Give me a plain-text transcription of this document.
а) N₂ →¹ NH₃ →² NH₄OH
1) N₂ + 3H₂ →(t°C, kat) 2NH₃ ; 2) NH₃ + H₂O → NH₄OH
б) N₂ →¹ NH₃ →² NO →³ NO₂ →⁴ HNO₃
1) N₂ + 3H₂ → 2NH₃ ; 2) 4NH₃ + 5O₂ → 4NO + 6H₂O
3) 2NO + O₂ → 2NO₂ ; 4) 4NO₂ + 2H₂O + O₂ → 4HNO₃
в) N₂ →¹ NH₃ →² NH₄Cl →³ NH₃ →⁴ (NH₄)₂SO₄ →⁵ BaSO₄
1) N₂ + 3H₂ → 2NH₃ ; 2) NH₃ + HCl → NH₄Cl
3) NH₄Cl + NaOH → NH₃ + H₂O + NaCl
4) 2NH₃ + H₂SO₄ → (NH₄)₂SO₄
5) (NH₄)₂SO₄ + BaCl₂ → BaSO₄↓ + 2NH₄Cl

▶ Aim: Write out the entries in full, exactly as given.

▶ Worked answer:
Give me a plain-text transcription of this document.
а) N₂ →¹ NH₃ →² NH₄OH
1) N₂ + 3H₂ →(t°C, kat) 2NH₃ ; 2) NH₃ + H₂O → NH₄OH
б) N₂ →¹ NH₃ →² NO →³ NO₂ →⁴ HNO₃
1) N₂ + 3H₂ → 2NH₃ ; 2) 4NH₃ + 5O₂ → 4NO + 6H₂O
3) 2NO + O₂ → 2NO₂ ; 4) 4NO₂ + 2H₂O + O₂ → 4HNO₃
в) N₂ →¹ NH₃ →² NH₄Cl →³ NH₃ →⁴ (NH₄)₂SO₄ →⁵ BaSO₄
1) N₂ + 3H₂ → 2NH₃ ; 2) NH₃ + HCl → NH₄Cl
3) NH₄Cl + NaOH → NH₃ + H₂O + NaCl
4) 2NH₃ + H₂SO₄ → (NH₄)₂SO₄
5) (NH₄)₂SO₄ + BaCl₂ → BaSO₄↓ + 2NH₄Cl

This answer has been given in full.